Select, from the material below, each line with "timecode" in it.

[START DATASET RECORDS]

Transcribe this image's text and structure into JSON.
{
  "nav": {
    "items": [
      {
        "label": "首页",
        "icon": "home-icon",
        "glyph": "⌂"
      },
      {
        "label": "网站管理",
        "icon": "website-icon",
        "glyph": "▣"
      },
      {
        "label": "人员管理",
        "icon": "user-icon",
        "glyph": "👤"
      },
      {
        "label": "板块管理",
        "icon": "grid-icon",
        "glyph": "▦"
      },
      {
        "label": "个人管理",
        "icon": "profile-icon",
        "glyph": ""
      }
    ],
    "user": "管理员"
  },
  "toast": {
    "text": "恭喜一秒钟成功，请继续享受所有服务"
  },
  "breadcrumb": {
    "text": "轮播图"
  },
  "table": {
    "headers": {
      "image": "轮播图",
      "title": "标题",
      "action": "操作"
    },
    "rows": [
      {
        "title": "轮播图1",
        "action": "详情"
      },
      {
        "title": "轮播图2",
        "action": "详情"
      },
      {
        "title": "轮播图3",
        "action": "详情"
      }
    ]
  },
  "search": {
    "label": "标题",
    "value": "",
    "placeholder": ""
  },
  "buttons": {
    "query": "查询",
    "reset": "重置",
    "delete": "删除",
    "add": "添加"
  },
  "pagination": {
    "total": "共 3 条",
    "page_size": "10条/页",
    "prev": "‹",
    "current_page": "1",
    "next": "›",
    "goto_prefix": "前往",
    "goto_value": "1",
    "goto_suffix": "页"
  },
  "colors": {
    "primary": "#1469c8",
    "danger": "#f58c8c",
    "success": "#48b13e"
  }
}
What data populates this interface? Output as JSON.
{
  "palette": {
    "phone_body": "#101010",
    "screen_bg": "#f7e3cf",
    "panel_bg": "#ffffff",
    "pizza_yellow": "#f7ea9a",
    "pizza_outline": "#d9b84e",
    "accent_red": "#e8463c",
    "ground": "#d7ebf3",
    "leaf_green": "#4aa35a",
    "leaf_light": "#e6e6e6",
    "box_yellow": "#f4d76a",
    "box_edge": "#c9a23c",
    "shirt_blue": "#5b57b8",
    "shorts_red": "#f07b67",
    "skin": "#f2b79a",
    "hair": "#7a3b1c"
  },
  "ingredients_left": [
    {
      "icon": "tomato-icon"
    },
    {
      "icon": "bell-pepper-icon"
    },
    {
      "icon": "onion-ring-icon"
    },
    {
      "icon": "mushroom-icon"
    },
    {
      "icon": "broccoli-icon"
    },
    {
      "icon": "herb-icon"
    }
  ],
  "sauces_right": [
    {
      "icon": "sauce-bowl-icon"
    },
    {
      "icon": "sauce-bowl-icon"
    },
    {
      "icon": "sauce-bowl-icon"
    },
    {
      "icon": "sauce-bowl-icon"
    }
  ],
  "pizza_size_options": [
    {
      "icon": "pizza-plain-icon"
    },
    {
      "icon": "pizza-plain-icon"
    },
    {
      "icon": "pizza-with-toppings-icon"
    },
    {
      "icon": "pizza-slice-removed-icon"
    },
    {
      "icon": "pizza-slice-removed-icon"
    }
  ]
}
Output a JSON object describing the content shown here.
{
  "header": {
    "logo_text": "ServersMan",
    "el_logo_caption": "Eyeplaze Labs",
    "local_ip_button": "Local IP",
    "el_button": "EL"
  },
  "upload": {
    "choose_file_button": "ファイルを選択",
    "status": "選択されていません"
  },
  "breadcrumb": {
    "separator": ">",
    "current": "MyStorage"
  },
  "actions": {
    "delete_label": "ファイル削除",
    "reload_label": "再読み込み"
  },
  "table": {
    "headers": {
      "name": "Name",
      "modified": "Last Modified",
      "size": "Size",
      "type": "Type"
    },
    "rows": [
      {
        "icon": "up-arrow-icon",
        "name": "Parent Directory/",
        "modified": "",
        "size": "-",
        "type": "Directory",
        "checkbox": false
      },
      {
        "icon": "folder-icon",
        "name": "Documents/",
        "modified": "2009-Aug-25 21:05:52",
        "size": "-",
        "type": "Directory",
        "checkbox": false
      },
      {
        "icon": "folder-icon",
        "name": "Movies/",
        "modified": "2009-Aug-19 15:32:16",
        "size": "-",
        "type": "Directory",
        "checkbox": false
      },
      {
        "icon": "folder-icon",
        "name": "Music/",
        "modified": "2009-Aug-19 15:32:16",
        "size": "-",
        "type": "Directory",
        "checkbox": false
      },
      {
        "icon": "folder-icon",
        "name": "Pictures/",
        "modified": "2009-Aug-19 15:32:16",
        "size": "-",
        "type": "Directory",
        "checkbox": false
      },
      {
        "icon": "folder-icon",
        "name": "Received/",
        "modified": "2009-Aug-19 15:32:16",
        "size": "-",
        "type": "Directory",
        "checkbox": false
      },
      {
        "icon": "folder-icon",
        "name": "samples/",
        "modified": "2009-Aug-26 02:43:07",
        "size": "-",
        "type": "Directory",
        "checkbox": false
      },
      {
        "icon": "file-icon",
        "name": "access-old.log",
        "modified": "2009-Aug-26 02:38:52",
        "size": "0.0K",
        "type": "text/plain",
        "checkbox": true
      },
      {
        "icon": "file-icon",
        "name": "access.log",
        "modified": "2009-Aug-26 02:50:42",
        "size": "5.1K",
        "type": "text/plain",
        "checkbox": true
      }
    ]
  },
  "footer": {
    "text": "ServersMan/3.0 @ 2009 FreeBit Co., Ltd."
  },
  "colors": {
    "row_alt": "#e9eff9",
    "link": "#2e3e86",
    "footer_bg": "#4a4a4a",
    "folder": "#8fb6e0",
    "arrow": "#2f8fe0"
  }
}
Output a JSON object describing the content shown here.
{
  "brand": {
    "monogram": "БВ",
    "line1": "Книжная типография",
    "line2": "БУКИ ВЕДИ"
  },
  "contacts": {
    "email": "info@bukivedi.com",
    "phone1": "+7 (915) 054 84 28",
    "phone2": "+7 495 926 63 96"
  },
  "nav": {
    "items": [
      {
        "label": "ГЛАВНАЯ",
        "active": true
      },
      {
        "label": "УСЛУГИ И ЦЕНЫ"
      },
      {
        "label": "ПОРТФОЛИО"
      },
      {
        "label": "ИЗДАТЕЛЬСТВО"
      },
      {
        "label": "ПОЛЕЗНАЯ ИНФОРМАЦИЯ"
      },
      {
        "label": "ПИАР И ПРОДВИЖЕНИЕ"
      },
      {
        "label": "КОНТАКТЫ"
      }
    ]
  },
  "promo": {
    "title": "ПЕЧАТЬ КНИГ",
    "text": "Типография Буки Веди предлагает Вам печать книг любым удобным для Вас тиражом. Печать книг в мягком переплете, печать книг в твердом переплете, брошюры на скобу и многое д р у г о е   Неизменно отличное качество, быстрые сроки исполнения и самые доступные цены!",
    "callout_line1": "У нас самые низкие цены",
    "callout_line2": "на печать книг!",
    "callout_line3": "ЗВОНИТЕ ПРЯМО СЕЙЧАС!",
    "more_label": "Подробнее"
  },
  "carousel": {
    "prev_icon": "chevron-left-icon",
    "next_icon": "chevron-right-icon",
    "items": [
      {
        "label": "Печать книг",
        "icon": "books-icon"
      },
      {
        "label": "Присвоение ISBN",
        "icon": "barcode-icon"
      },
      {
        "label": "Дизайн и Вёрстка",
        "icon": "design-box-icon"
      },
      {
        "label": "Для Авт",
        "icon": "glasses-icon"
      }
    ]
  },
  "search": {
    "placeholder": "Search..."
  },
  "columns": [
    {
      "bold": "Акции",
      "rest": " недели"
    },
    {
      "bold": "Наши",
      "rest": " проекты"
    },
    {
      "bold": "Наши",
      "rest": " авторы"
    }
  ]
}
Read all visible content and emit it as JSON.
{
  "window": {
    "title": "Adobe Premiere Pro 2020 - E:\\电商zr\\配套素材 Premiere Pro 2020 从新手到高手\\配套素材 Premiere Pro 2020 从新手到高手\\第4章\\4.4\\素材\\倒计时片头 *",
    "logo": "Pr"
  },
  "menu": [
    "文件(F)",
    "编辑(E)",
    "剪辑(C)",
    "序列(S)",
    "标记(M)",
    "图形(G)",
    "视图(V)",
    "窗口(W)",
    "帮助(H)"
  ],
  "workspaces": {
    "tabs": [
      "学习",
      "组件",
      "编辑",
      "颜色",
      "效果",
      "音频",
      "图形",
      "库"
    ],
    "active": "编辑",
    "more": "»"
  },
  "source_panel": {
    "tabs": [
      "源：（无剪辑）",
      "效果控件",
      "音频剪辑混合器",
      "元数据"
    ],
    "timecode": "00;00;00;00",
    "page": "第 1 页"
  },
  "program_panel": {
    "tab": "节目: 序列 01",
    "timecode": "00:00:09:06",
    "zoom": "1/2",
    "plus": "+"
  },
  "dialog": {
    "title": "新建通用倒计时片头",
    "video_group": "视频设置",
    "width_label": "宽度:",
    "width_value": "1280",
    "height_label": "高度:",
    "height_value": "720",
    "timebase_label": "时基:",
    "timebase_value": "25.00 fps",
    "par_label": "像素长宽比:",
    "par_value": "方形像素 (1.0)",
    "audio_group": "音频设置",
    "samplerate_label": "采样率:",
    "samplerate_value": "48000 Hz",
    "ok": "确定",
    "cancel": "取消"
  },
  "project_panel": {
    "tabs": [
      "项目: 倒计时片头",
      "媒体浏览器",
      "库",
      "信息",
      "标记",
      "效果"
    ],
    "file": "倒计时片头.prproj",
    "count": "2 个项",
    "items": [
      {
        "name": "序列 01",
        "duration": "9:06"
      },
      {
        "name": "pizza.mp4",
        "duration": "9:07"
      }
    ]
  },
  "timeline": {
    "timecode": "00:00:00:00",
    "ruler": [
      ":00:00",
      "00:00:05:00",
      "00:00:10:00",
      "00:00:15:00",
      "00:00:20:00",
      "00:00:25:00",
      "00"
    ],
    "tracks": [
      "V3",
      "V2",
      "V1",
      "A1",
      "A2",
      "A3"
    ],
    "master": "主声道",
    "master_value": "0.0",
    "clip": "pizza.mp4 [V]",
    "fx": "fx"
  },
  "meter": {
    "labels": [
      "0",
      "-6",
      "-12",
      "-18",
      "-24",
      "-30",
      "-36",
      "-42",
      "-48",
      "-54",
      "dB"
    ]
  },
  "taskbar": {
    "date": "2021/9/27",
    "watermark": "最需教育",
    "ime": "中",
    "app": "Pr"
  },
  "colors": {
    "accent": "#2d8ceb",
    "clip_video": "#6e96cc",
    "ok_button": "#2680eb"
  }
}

[END DATASET RECORDS]

ANSWER BELOW:
    "timecode": "00;00;00;00",
    "timecode": "00:00:09:06",
    "timecode": "00:00:00:00",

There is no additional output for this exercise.